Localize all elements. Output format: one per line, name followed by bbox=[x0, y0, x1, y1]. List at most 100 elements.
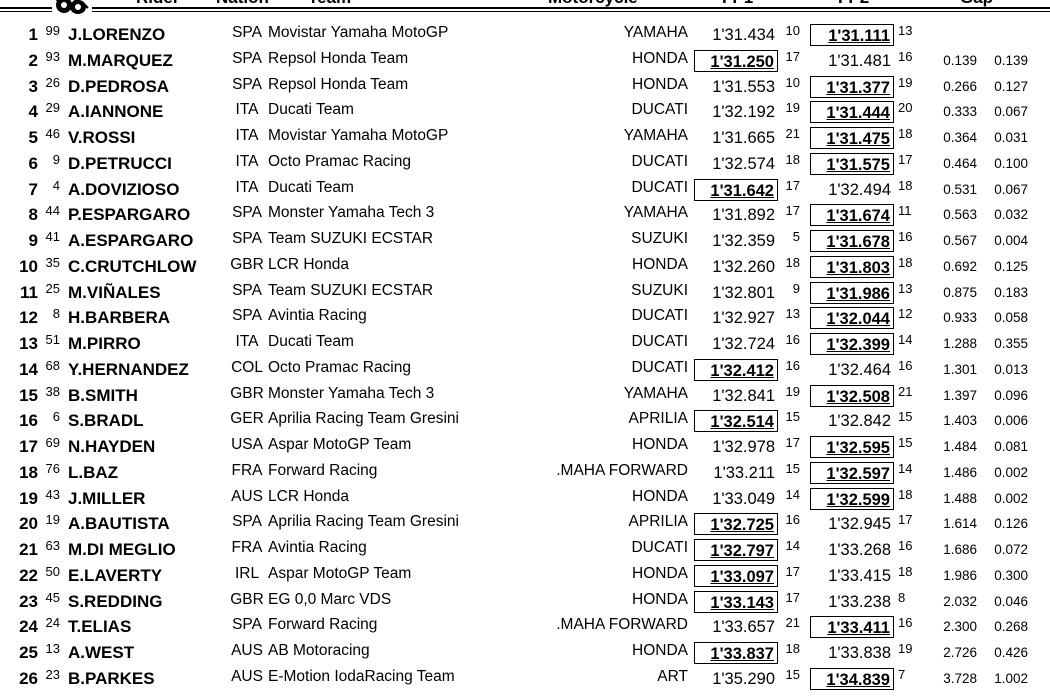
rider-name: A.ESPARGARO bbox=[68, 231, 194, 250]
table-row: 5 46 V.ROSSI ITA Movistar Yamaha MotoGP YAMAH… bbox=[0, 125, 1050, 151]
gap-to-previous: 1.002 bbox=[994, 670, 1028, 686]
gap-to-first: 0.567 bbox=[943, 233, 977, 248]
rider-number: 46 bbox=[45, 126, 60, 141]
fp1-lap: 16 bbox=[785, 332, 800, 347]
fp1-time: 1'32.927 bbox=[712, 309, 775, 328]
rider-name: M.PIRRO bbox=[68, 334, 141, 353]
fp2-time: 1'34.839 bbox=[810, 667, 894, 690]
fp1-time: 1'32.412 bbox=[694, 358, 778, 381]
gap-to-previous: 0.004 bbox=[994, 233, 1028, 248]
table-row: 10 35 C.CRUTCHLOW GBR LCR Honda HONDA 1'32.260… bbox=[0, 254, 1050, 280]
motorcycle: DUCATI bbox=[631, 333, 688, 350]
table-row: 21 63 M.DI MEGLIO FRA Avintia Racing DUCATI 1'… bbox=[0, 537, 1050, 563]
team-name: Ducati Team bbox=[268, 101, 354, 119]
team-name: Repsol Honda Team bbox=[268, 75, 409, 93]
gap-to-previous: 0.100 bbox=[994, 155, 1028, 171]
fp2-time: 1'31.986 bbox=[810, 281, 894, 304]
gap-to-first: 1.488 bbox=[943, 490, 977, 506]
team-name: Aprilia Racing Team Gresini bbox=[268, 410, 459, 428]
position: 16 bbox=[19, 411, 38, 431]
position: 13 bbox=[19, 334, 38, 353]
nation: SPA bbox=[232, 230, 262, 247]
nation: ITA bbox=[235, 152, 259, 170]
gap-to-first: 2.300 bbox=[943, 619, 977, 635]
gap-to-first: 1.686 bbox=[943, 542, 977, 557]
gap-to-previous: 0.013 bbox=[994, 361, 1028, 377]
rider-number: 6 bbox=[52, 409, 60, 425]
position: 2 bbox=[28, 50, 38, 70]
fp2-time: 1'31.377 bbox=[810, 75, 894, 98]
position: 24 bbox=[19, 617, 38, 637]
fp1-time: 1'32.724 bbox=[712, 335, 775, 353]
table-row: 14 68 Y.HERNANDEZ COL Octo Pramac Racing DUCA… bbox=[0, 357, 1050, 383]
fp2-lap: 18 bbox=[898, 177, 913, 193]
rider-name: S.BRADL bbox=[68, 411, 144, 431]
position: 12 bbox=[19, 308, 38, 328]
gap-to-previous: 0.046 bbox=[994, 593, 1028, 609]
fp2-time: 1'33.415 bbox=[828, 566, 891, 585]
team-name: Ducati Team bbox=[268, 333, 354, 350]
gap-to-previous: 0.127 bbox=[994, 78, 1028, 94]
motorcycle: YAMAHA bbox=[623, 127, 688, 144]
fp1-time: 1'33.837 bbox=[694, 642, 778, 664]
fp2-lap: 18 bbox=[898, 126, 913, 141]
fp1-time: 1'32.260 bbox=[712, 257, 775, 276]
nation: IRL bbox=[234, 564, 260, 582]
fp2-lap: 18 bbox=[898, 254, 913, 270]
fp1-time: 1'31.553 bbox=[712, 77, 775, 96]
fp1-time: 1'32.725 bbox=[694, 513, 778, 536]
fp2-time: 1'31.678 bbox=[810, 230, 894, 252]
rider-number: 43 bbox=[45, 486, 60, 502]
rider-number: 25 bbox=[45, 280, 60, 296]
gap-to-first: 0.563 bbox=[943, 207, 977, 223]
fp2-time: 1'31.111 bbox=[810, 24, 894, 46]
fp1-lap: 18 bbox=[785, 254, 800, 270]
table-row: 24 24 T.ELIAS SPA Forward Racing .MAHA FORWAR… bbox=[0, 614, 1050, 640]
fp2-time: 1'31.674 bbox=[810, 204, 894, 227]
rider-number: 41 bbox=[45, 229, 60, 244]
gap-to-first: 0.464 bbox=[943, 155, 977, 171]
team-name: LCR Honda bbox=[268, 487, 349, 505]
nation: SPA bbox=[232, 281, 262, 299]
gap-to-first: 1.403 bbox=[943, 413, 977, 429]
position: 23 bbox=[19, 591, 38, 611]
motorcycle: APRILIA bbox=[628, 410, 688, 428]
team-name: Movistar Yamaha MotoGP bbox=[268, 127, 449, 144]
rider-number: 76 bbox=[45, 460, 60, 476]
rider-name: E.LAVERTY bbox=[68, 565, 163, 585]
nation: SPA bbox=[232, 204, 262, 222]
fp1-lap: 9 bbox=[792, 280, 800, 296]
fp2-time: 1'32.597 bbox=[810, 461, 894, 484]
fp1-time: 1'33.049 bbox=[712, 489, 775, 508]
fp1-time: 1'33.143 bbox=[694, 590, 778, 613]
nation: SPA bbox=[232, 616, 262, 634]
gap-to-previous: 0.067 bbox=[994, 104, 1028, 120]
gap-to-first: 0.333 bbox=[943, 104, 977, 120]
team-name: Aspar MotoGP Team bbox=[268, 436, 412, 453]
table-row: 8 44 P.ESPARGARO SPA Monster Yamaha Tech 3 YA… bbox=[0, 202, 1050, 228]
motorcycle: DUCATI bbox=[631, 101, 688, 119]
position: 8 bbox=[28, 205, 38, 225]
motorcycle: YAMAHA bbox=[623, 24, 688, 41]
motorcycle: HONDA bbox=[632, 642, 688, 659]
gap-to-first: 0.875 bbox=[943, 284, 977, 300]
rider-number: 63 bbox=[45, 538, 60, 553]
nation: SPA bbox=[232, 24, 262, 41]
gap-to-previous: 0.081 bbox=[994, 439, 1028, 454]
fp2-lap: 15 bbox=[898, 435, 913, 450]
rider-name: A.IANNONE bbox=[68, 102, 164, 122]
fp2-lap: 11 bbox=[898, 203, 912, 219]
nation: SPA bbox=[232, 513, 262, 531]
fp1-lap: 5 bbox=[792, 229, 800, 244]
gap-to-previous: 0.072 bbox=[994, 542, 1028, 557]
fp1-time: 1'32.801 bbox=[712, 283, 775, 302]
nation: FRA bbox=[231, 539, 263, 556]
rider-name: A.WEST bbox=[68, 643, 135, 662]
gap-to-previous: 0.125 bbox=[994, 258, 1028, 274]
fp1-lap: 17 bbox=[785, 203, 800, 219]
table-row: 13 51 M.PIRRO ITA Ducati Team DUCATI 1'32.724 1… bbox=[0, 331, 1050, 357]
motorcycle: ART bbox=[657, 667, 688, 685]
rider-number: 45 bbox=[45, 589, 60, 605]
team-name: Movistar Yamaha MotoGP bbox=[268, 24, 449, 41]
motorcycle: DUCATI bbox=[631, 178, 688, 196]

-=-=-

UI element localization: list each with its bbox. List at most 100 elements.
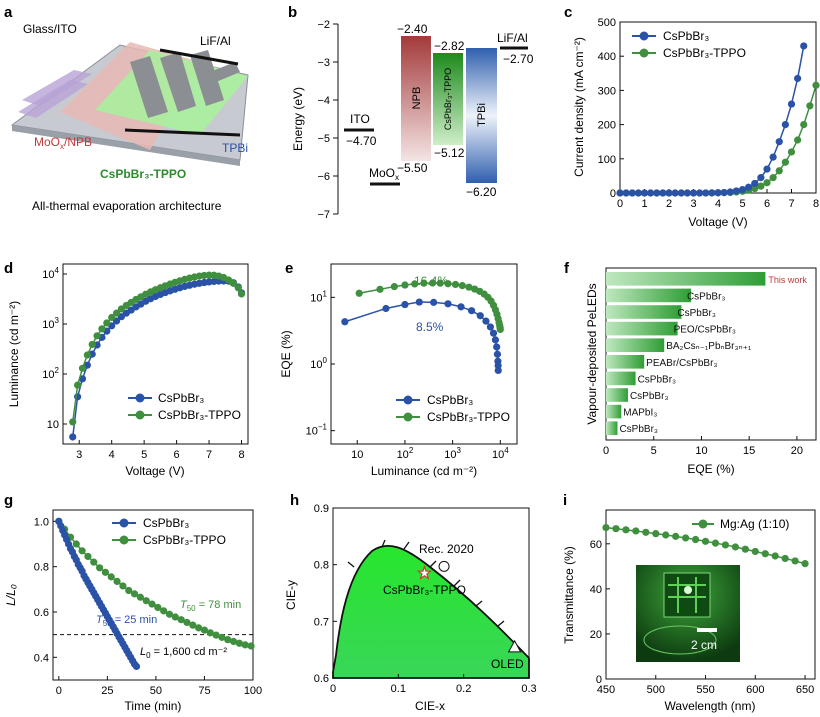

-=-=-

• Task directions: How many lines of the data above contain the string "List", matching case exactly? Give only the number.

• Complete response: 2